---------- Text excerpt
Are some patients more equal than others? Looking back at the Cancer Drugs Fund

Padraig Dixonby Dr Padraig Dixon
Senior Research Associate
Centre for Academic Primary Care

Imagine being given £400m of taxpayers’ money to spend on drugs for the benefit of NHS cancer patients. How would you decide which therapies to fund? Would you decide that all cancer patients should benefit equally, or would you decide to spend more on particular types of cancer, or on particular types of patient?

These issues were confronted by the Cancer Drugs Fund (CDF), the 2014/15 expenditures of which were £416m (against a budget of £280m). The CDF was created to make available to patients in England cancer drugs not recommended by the National Institute of Health and Care Excellence (NICE) on the basis of cost-effectiveness, not yet appraised by NICE or which were being used outside market authorisations.

The effects of the CDF on population health are controversial: one estimate is that the CDF has caused five times more quality-adjusted life years to be lost elsewhere in the NHS than it created for cancer patients.

In a recent article, we put to one side the issue of whether the CDF ought to exist at all, and considered how the CDF decided which therapies would be funded for the benefit of which patients. The issue is relevant, as it speaks directly to fundamental questions about the ethical basis for priority setting in healthcare. These issues are important for the future of the CDF (reforms will be introduced from 1 July 2016), to other jurisdictions considering the creation of cancer-specific appraisal and reimbursement authorities, and to debates concerning healthcare resource allocation more generally.
--------------------
---------- Supplied data
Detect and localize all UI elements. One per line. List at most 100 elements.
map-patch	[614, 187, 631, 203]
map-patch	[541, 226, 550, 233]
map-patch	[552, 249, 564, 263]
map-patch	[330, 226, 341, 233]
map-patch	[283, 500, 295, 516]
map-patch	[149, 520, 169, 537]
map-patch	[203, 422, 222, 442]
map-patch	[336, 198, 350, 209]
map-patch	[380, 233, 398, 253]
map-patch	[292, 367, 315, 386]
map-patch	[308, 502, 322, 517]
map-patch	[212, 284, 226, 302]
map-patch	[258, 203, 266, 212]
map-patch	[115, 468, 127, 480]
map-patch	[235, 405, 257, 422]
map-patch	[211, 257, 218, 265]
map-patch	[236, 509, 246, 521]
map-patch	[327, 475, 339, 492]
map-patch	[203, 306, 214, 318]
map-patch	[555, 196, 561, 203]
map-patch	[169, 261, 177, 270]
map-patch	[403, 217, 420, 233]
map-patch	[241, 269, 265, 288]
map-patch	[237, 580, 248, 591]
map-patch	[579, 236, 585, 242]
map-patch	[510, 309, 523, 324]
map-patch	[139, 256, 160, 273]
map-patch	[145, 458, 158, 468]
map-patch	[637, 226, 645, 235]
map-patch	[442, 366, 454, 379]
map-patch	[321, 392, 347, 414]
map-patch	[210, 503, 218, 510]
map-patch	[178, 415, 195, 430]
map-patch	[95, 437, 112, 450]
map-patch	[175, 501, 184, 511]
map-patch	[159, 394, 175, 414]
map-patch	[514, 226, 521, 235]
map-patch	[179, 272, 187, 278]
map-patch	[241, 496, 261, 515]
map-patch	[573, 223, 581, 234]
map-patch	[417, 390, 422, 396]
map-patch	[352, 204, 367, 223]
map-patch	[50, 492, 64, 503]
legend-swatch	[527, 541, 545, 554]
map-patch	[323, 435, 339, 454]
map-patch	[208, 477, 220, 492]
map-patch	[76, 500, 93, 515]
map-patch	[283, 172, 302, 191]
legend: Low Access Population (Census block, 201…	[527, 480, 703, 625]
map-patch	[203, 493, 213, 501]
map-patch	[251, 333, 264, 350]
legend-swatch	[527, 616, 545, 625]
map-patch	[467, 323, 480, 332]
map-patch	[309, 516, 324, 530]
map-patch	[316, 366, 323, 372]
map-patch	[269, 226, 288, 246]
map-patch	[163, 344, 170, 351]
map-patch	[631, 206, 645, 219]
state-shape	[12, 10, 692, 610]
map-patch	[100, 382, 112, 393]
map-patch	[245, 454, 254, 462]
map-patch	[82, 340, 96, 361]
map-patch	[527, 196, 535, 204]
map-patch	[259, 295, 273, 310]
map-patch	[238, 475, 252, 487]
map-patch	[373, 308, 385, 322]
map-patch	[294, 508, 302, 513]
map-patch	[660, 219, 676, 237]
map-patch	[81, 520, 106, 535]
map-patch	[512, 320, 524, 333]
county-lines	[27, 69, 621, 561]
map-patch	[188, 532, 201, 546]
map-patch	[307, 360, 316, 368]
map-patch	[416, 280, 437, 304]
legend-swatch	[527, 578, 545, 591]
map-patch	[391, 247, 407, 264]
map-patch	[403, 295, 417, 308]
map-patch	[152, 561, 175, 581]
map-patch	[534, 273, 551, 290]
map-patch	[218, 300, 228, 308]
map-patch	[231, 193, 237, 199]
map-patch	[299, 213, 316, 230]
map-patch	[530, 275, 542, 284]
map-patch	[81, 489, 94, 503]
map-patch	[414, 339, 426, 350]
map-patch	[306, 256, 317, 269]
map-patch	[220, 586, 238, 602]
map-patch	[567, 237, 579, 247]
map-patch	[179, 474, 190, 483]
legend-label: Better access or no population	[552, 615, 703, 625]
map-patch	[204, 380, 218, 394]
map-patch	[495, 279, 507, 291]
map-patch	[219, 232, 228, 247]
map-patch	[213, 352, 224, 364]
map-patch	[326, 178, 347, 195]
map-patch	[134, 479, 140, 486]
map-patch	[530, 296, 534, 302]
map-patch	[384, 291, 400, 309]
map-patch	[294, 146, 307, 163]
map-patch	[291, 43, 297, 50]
--------------------
Resume the piece on the Cancer Drugs Fund after its last sentence, keeping to its subject and plain tone.

For example, the decisions made by the CDF since late 2014 tended heavily to privilege survival above other assessed aspects of care, such as quality of life and therapy toxicity. The CDF distinguished between rare and non-rare cancers. One consequence of these approaches to prioritisation is that not all of the patient beneficiaries of the scheme had an equal chance of treatment and benefit. This approach may be contrasted with that of the NICE, which (with some exceptions) treats equivalent suffering equally, irrespective of the underlying health condition. NICE also attempts to rely on evidence that accounts for trade-offs between aspects of care (such as quantity and quality of life) that matter to patients, whereas many of the emphases of CDF are of unknown relevance to patient health.

The CDF offered little or no justification for its decisions beyond short consultations and some input from cancer clinicians and patients. Final scores awarded to funding applications were not published on the grounds of commercial confidentiality. The body that assessed requests for reviews of CDF decisions stated in response to an appeal that it ‘…did not accept that there is a requirement to explain how the scoring system has been derived or how the incremental scores have been developed and tested’.

It is unknown whether cancer patients, or the general public, supported the CDF’s approach, although there is evidence that the general public does not support the privileging of anti-cancer therapies above other disease areas. The CDF did not begin to collect outcome data until several years after its creation, so even a narrow consequentialist assessment of decision making within the CDF cannot be undertaken.

The CDF was a health system in microcosm – it had a finite budget that it had to allocate between treatments in order to meet some objective connected to the health of the patient beneficiaries of the scheme. The value of looking back at how it spent over £1 billion at a time of severe strain on the rest of the NHS is that it can help inform debates to identify an accepted ethical basis for allocation decisions. If some patients (and their diseases) are more equal than others, it is critical that these debates occur so that the logic of allocation decisions is exposed and their consequences confronted.